Directions ▸ Omit the images, then output each of the records below exactly.

Some records:
* * * * * * * * *

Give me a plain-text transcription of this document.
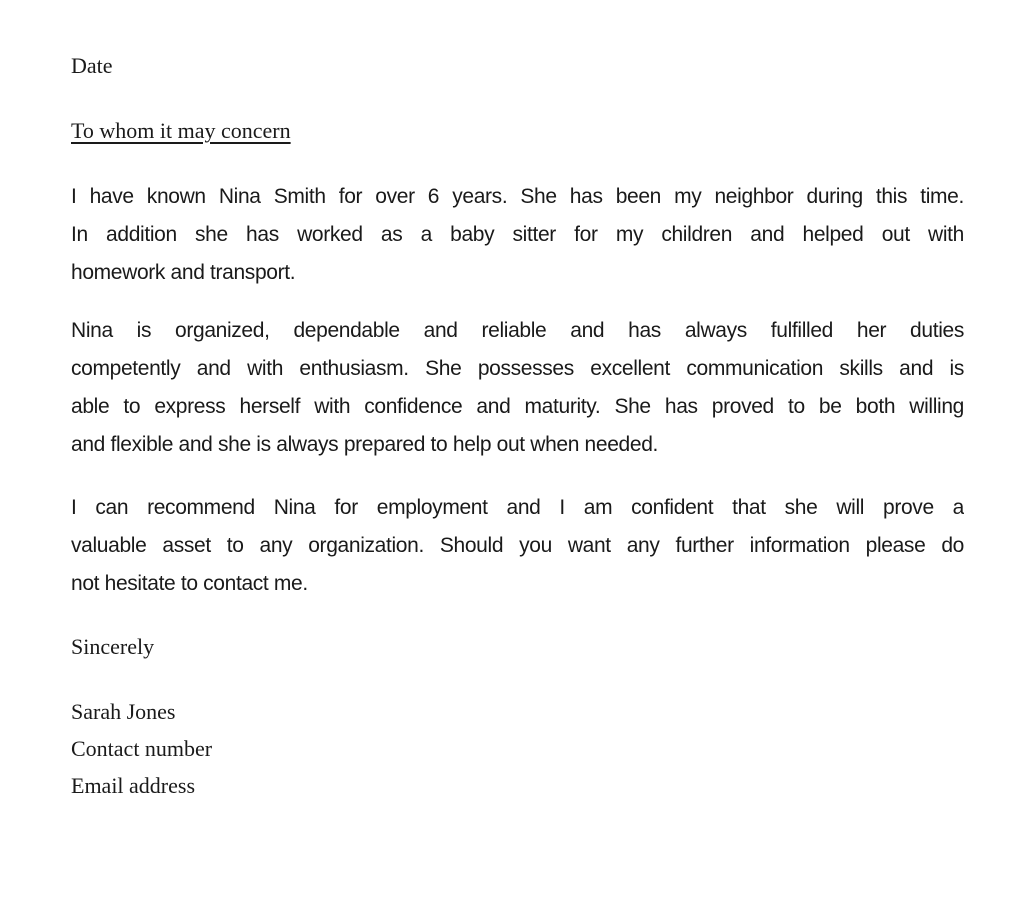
Date
To whom it may concern

I have known Nina Smith for over 6 years. She has been my neighbor during this time.
In addition she has worked as a baby sitter for my children and helped out with
homework and transport.

Nina is organized, dependable and reliable and has always fulfilled her duties
competently and with enthusiasm. She possesses excellent communication skills and is
able to express herself with confidence and maturity. She has proved to be both willing
and flexible and she is always prepared to help out when needed.

I can recommend Nina for employment and I am confident that she will prove a
valuable asset to any organization. Should you want any further information please do
not hesitate to contact me.

Sincerely
Sarah Jones
Contact number
Email address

* * * * * * * * *

Reply ▸
Give me a plain-text transcription of this document.
Date
To whom it may concern

I have known Nina Smith for over 6 years. She has been my neighbor during this time.
In addition she has worked as a baby sitter for my children and helped out with
homework and transport.

Nina is organized, dependable and reliable and has always fulfilled her duties
competently and with enthusiasm. She possesses excellent communication skills and is
able to express herself with confidence and maturity. She has proved to be both willing
and flexible and she is always prepared to help out when needed.

I can recommend Nina for employment and I am confident that she will prove a
valuable asset to any organization. Should you want any further information please do
not hesitate to contact me.

Sincerely
Sarah Jones
Contact number
Email address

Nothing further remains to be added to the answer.